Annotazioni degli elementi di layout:
■ ■ ■
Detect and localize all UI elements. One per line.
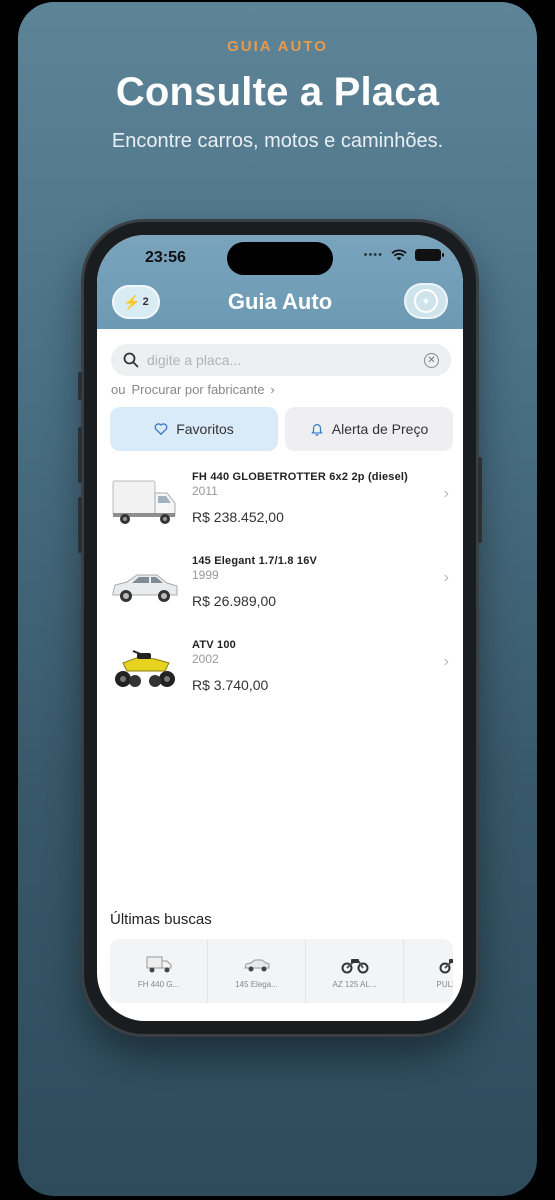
- motorcycle-icon: [341, 958, 368, 973]
- favorites-label: Favoritos: [176, 421, 234, 437]
- vehicle-year: 1999: [192, 568, 219, 582]
- vehicle-price: R$ 26.989,00: [192, 593, 277, 609]
- chevron-right-icon: ›: [270, 382, 275, 397]
- plate-search-bar[interactable]: ✕: [111, 344, 451, 376]
- sparkle-icon: ✦: [414, 289, 438, 313]
- promo-subhead: Encontre carros, motos e caminhões.: [111, 130, 444, 152]
- heart-icon: [154, 423, 168, 435]
- chevron-right-icon: ›: [443, 653, 449, 670]
- car-icon: [243, 959, 269, 971]
- recent-searches-title: Últimas buscas: [110, 911, 212, 928]
- vehicle-model: 145 Elegant 1.7/1.8 16V: [192, 555, 318, 567]
- status-indicators: ••••: [363, 249, 444, 261]
- phone-frame: 23:56 •••• ⚡ 2 Guia Auto ✦ digite a plac…: [78, 222, 482, 1034]
- clear-icon[interactable]: ✕: [424, 352, 439, 368]
- vehicle-row[interactable]: 145 Elegant 1.7/1.8 16V 1999 R$ 26.989,0…: [97, 547, 463, 631]
- vehicle-price: R$ 3.740,00: [192, 677, 269, 693]
- truck-image: [112, 480, 176, 524]
- vehicle-price: R$ 238.452,00: [192, 509, 284, 525]
- price-alert-label: Alerta de Preço: [331, 421, 429, 437]
- recent-searches-strip: FH 440 G... 145 Elega... AZ 125 AL... PU…: [110, 939, 453, 1003]
- vehicle-model: ATV 100: [192, 639, 236, 651]
- recent-item-label: AZ 125 AL...: [332, 979, 377, 989]
- bell-icon: [311, 424, 323, 436]
- promo-card: GUIA AUTO Consulte a Placa Encontre carr…: [18, 2, 537, 1196]
- wifi-icon: [391, 249, 407, 261]
- browse-prefix: ou: [111, 382, 126, 397]
- favorites-list: FH 440 GLOBETROTTER 6x2 2p (diesel) 2011…: [97, 463, 463, 715]
- dynamic-island: [227, 242, 333, 275]
- search-icon: [123, 352, 139, 368]
- recent-item[interactable]: PULSAR: [404, 939, 453, 1003]
- plate-search-input[interactable]: [147, 352, 424, 368]
- recent-item[interactable]: FH 440 G...: [110, 939, 208, 1003]
- chevron-right-icon: ›: [443, 485, 449, 502]
- vehicle-row[interactable]: FH 440 GLOBETROTTER 6x2 2p (diesel) 2011…: [97, 463, 463, 547]
- atv-image: [115, 650, 175, 687]
- browse-manufacturer-link[interactable]: Procurar por fabricante: [131, 382, 264, 397]
- motorcycle-icon: [439, 958, 453, 973]
- price-alert-button[interactable]: Alerta de Preço: [285, 407, 453, 451]
- mute-switch: [78, 372, 82, 400]
- battery-icon: [415, 249, 444, 261]
- vehicle-year: 2011: [192, 484, 218, 498]
- browse-manufacturer: ou Procurar por fabricante ›: [111, 382, 275, 397]
- power-button: [478, 457, 482, 543]
- volume-up-button: [78, 427, 82, 483]
- vehicle-model: FH 440 GLOBETROTTER 6x2 2p (diesel): [192, 471, 409, 483]
- recent-item-label: FH 440 G...: [137, 979, 180, 989]
- recent-item[interactable]: AZ 125 AL...: [306, 939, 404, 1003]
- recent-item[interactable]: 145 Elega...: [208, 939, 306, 1003]
- signal-icon: ••••: [363, 249, 383, 261]
- promo-headline: Consulte a Placa: [115, 70, 440, 114]
- sparkle-button[interactable]: ✦: [404, 283, 448, 319]
- chevron-right-icon: ›: [443, 569, 449, 586]
- app-header: 23:56 •••• ⚡ 2 Guia Auto ✦: [97, 235, 463, 329]
- vehicle-year: 2002: [192, 652, 219, 666]
- truck-icon: [146, 956, 171, 972]
- recent-item-label: 145 Elega...: [235, 979, 278, 989]
- favorites-button[interactable]: Favoritos: [110, 407, 278, 451]
- brand-label: GUIA AUTO: [227, 38, 328, 55]
- status-time: 23:56: [145, 249, 186, 266]
- app-screen: 23:56 •••• ⚡ 2 Guia Auto ✦ digite a plac…: [97, 235, 463, 1021]
- car-image: [112, 574, 178, 602]
- recent-item-label: PULSAR: [436, 979, 453, 989]
- volume-down-button: [78, 497, 82, 553]
- vehicle-row[interactable]: ATV 100 2002 R$ 3.740,00 ›: [97, 631, 463, 715]
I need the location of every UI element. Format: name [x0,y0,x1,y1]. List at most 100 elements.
■ ■ ■
_Istruzione_
Ricopia riga per riga l'intero elenco riportato sopra, senza modificarlo e tralasciando le immagini.

_Risultato qui sotto_
Detect and localize all UI elements. One per line.
- motorcycle-icon: [341, 958, 368, 973]
- favorites-label: Favoritos: [176, 421, 234, 437]
- vehicle-year: 1999: [192, 568, 219, 582]
- vehicle-price: R$ 26.989,00: [192, 593, 277, 609]
- chevron-right-icon: ›: [270, 382, 275, 397]
- plate-search-bar[interactable]: ✕: [111, 344, 451, 376]
- sparkle-icon: ✦: [414, 289, 438, 313]
- promo-subhead: Encontre carros, motos e caminhões.: [111, 130, 444, 152]
- heart-icon: [154, 423, 168, 435]
- chevron-right-icon: ›: [443, 653, 449, 670]
- car-icon: [243, 959, 269, 971]
- recent-searches-title: Últimas buscas: [110, 911, 212, 928]
- vehicle-model: 145 Elegant 1.7/1.8 16V: [192, 555, 318, 567]
- status-indicators: ••••: [363, 249, 444, 261]
- phone-frame: 23:56 •••• ⚡ 2 Guia Auto ✦ digite a plac…: [78, 222, 482, 1034]
- clear-icon[interactable]: ✕: [424, 352, 439, 368]
- vehicle-row[interactable]: 145 Elegant 1.7/1.8 16V 1999 R$ 26.989,0…: [97, 547, 463, 631]
- vehicle-price: R$ 3.740,00: [192, 677, 269, 693]
- truck-image: [112, 480, 176, 524]
- vehicle-price: R$ 238.452,00: [192, 509, 284, 525]
- price-alert-label: Alerta de Preço: [331, 421, 429, 437]
- recent-searches-strip: FH 440 G... 145 Elega... AZ 125 AL... PU…: [110, 939, 453, 1003]
- vehicle-model: ATV 100: [192, 639, 236, 651]
- recent-item-label: AZ 125 AL...: [332, 979, 377, 989]
- bell-icon: [311, 424, 323, 436]
- promo-card: GUIA AUTO Consulte a Placa Encontre carr…: [18, 2, 537, 1196]
- wifi-icon: [391, 249, 407, 261]
- browse-prefix: ou: [111, 382, 126, 397]
- favorites-list: FH 440 GLOBETROTTER 6x2 2p (diesel) 2011…: [97, 463, 463, 715]
- dynamic-island: [227, 242, 333, 275]
- search-icon: [123, 352, 139, 368]
- recent-item[interactable]: PULSAR: [404, 939, 453, 1003]
- plate-search-input[interactable]: [147, 352, 424, 368]
- recent-item[interactable]: FH 440 G...: [110, 939, 208, 1003]
- chevron-right-icon: ›: [443, 485, 449, 502]
- vehicle-row[interactable]: FH 440 GLOBETROTTER 6x2 2p (diesel) 2011…: [97, 463, 463, 547]
- atv-image: [115, 650, 175, 687]
- browse-manufacturer-link[interactable]: Procurar por fabricante: [131, 382, 264, 397]
- motorcycle-icon: [439, 958, 453, 973]
- price-alert-button[interactable]: Alerta de Preço: [285, 407, 453, 451]
- mute-switch: [78, 372, 82, 400]
- battery-icon: [415, 249, 444, 261]
- vehicle-year: 2011: [192, 484, 218, 498]
- browse-manufacturer: ou Procurar por fabricante ›: [111, 382, 275, 397]
- power-button: [478, 457, 482, 543]
- volume-up-button: [78, 427, 82, 483]
- vehicle-model: FH 440 GLOBETROTTER 6x2 2p (diesel): [192, 471, 409, 483]
- recent-item-label: FH 440 G...: [137, 979, 180, 989]
- recent-item[interactable]: AZ 125 AL...: [306, 939, 404, 1003]
- recent-item[interactable]: 145 Elega...: [208, 939, 306, 1003]
- signal-icon: ••••: [363, 249, 383, 261]
- promo-headline: Consulte a Placa: [115, 70, 440, 114]
- sparkle-button[interactable]: ✦: [404, 283, 448, 319]
- chevron-right-icon: ›: [443, 569, 449, 586]
- app-header: 23:56 •••• ⚡ 2 Guia Auto ✦: [97, 235, 463, 329]
- vehicle-year: 2002: [192, 652, 219, 666]
- truck-icon: [146, 956, 171, 972]
- recent-item-label: 145 Elega...: [235, 979, 278, 989]
- favorites-button[interactable]: Favoritos: [110, 407, 278, 451]
- brand-label: GUIA AUTO: [227, 38, 328, 55]
- status-time: 23:56: [145, 249, 186, 266]
- app-screen: 23:56 •••• ⚡ 2 Guia Auto ✦ digite a plac…: [97, 235, 463, 1021]
- car-image: [112, 574, 178, 602]
- recent-item-label: PULSAR: [436, 979, 453, 989]
- volume-down-button: [78, 497, 82, 553]
- vehicle-row[interactable]: ATV 100 2002 R$ 3.740,00 ›: [97, 631, 463, 715]
I need the location of every UI element. Format: name [x0,y0,x1,y1]. List at most 100 elements.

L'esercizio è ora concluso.